● Material:
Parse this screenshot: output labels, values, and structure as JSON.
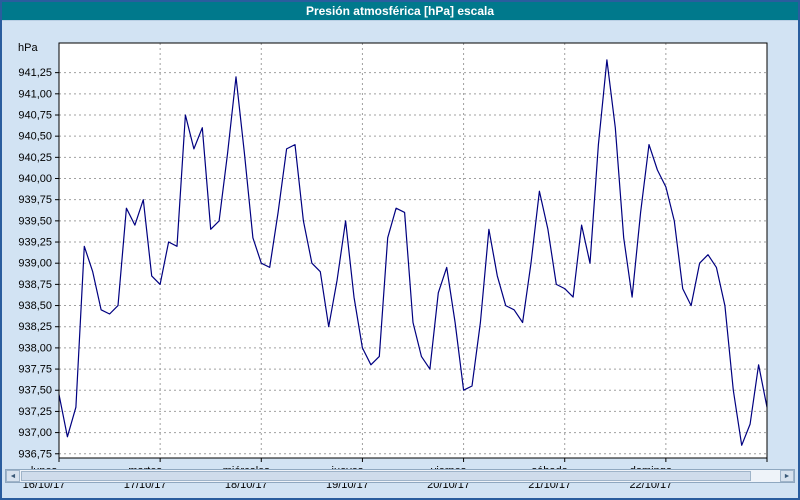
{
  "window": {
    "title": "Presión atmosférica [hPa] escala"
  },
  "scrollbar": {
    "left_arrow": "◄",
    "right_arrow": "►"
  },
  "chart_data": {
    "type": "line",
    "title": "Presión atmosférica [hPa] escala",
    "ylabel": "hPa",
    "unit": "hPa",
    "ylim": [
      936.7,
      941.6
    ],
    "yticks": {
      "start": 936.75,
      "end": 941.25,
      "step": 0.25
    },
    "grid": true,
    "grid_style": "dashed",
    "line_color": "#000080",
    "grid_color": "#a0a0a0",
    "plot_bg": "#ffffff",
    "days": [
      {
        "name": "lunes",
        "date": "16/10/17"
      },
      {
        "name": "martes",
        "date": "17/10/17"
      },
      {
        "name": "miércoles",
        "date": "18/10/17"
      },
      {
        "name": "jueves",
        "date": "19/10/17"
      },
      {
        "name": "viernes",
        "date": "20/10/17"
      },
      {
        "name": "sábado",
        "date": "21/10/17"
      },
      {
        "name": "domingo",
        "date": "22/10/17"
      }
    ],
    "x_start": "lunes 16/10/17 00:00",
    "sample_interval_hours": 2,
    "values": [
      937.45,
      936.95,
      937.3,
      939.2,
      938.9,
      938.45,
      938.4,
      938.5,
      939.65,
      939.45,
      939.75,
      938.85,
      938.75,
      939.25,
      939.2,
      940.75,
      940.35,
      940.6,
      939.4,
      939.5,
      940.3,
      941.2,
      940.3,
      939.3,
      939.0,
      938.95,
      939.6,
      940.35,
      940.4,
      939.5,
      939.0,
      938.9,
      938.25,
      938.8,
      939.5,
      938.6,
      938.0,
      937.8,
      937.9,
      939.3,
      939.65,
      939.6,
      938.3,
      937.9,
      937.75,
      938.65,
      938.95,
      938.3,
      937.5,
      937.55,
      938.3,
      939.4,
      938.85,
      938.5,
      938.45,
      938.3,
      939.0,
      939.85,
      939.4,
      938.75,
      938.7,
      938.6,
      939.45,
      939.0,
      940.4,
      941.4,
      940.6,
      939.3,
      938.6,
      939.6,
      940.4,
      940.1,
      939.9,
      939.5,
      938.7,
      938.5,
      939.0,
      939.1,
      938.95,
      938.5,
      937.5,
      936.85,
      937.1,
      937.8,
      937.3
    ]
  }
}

* * *

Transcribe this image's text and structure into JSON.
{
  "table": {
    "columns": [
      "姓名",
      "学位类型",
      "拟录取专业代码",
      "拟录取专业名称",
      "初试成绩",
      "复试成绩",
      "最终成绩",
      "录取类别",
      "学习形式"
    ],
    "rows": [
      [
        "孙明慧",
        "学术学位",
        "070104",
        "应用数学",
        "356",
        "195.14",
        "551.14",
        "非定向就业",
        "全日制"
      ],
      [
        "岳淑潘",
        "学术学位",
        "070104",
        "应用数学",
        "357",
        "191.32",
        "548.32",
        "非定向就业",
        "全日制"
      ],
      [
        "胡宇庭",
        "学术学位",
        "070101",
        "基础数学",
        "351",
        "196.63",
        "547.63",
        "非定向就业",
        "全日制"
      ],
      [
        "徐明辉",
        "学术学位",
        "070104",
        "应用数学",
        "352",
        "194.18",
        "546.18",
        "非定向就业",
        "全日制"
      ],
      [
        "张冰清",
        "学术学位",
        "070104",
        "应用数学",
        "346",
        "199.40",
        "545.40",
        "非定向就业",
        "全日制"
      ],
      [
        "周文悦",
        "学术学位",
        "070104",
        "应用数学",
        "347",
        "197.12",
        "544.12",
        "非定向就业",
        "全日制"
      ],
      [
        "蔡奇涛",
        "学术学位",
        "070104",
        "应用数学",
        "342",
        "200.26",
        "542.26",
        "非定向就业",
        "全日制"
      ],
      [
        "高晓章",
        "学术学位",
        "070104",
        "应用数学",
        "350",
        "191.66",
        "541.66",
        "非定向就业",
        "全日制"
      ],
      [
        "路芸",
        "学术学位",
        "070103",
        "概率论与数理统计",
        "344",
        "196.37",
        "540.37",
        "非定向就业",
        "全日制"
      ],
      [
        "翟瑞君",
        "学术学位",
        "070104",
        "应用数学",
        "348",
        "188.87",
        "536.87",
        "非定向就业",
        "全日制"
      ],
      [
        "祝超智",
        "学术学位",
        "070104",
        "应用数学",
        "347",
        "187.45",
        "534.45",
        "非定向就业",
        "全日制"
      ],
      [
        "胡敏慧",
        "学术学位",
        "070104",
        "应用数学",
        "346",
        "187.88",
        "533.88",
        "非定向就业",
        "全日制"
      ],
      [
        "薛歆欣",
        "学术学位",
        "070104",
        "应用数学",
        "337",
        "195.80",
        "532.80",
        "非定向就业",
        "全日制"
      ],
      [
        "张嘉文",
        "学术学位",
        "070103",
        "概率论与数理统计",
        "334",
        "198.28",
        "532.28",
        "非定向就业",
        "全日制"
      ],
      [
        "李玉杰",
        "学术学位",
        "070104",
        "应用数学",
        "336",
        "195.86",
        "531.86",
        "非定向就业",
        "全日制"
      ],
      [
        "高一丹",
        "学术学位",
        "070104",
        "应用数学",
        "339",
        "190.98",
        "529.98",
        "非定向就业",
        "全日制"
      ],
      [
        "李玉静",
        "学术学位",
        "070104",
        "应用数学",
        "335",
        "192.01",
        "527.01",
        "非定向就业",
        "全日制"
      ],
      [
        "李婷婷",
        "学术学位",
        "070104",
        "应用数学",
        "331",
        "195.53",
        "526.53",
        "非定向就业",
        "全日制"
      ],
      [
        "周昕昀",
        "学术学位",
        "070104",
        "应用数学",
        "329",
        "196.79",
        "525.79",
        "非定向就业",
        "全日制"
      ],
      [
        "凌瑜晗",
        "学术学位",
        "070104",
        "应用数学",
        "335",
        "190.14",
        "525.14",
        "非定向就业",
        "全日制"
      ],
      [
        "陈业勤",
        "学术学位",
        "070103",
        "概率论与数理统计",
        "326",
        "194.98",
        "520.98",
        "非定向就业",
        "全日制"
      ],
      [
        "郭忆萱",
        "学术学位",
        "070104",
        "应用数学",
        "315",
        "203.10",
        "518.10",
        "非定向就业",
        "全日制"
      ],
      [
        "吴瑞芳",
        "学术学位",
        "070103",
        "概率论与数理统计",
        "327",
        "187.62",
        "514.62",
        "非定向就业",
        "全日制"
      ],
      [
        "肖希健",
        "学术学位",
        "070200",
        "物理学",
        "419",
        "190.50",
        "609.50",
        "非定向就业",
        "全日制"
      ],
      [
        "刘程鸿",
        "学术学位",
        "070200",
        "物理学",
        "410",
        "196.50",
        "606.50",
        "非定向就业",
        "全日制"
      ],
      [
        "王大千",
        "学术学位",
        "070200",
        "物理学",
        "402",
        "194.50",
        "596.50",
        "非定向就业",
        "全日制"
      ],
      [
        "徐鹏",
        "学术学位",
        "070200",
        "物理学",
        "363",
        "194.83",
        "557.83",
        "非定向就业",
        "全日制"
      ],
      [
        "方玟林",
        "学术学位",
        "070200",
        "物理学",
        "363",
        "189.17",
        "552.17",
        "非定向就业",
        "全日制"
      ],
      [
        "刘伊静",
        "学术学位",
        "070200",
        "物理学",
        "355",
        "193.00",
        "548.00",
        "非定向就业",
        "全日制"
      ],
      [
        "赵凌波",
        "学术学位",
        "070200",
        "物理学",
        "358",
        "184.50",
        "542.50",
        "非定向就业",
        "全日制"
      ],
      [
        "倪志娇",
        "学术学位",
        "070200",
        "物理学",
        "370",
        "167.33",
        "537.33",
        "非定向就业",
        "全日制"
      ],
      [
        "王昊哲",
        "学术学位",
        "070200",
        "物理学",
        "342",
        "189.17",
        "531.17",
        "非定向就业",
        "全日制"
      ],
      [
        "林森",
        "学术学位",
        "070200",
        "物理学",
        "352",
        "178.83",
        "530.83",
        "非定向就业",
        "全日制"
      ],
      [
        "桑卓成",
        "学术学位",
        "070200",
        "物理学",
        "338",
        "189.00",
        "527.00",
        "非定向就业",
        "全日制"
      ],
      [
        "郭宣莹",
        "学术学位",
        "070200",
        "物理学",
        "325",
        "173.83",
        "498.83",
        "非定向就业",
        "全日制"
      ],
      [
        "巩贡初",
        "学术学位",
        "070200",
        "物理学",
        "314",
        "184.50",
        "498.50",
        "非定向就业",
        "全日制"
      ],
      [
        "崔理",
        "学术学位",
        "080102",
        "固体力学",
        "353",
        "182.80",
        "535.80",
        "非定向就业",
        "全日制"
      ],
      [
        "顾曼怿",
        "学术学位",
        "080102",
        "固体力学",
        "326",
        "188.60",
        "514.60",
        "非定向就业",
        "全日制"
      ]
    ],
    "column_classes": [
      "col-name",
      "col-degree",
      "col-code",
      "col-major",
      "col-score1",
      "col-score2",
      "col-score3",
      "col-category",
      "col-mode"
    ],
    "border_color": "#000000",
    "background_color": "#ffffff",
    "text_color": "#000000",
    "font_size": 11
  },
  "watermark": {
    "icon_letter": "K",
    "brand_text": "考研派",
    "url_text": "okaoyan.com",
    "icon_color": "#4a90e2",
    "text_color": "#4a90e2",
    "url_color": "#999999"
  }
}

---

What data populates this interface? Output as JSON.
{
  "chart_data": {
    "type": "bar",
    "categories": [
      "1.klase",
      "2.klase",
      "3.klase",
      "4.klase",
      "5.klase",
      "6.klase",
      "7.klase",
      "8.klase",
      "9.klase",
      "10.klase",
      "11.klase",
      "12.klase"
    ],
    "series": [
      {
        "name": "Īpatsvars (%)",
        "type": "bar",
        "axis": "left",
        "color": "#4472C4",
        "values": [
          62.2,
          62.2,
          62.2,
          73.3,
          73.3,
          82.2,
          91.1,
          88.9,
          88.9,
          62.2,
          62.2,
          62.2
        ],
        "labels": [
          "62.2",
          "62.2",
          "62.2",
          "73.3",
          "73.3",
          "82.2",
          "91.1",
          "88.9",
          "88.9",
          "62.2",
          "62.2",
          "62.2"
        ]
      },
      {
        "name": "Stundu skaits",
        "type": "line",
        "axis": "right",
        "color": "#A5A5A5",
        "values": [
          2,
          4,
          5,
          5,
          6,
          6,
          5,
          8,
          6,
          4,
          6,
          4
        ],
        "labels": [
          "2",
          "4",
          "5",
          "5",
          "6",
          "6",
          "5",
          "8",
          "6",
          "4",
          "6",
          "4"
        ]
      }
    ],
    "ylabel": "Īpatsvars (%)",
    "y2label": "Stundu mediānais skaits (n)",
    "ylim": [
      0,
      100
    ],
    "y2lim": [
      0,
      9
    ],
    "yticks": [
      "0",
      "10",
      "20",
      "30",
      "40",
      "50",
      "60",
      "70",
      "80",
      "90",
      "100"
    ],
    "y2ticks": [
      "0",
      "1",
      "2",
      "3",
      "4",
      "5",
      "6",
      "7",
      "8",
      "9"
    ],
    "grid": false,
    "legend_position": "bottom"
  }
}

● Written request:
Where a line of the data holds "type", show that line.

● Solution for this exercise:
    "type": "line",
    "type": "bar",
        "type": "bar",
        "type": "line",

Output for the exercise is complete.